> _Exercise brief_
Your task is to copy the listing exactly, with the pictures left out.

═════ Records shown ═════

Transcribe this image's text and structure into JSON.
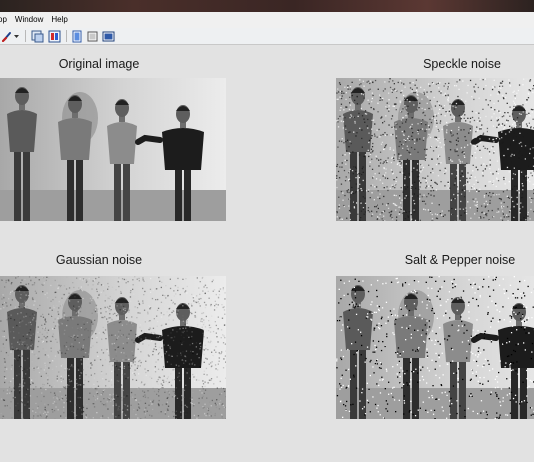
{
  "menu": {
    "items": [
      {
        "id": "desktop",
        "label": "op"
      },
      {
        "id": "window",
        "label": "Window"
      },
      {
        "id": "help",
        "label": "Help"
      }
    ]
  },
  "toolbar": {
    "buttons": [
      {
        "icon": "brush-dropdown-icon"
      },
      {
        "icon": "link-plot-icon"
      },
      {
        "icon": "colorbar-icon"
      },
      {
        "icon": "legend-icon"
      },
      {
        "icon": "hide-plot-tools-icon"
      },
      {
        "icon": "show-plot-tools-icon"
      }
    ]
  },
  "figure": {
    "panels": [
      {
        "id": "original",
        "title": "Original image",
        "noise": "none"
      },
      {
        "id": "speckle",
        "title": "Speckle noise",
        "noise": "speckle"
      },
      {
        "id": "gaussian",
        "title": "Gaussian noise",
        "noise": "gaussian"
      },
      {
        "id": "saltpepper",
        "title": "Salt & Pepper noise",
        "noise": "saltpepper"
      }
    ]
  }
}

═════

> _Result_
Transcribe this image's text and structure into JSON.
{
  "menu": {
    "items": [
      {
        "id": "desktop",
        "label": "op"
      },
      {
        "id": "window",
        "label": "Window"
      },
      {
        "id": "help",
        "label": "Help"
      }
    ]
  },
  "toolbar": {
    "buttons": [
      {
        "icon": "brush-dropdown-icon"
      },
      {
        "icon": "link-plot-icon"
      },
      {
        "icon": "colorbar-icon"
      },
      {
        "icon": "legend-icon"
      },
      {
        "icon": "hide-plot-tools-icon"
      },
      {
        "icon": "show-plot-tools-icon"
      }
    ]
  },
  "figure": {
    "panels": [
      {
        "id": "original",
        "title": "Original image",
        "noise": "none"
      },
      {
        "id": "speckle",
        "title": "Speckle noise",
        "noise": "speckle"
      },
      {
        "id": "gaussian",
        "title": "Gaussian noise",
        "noise": "gaussian"
      },
      {
        "id": "saltpepper",
        "title": "Salt & Pepper noise",
        "noise": "saltpepper"
      }
    ]
  }
}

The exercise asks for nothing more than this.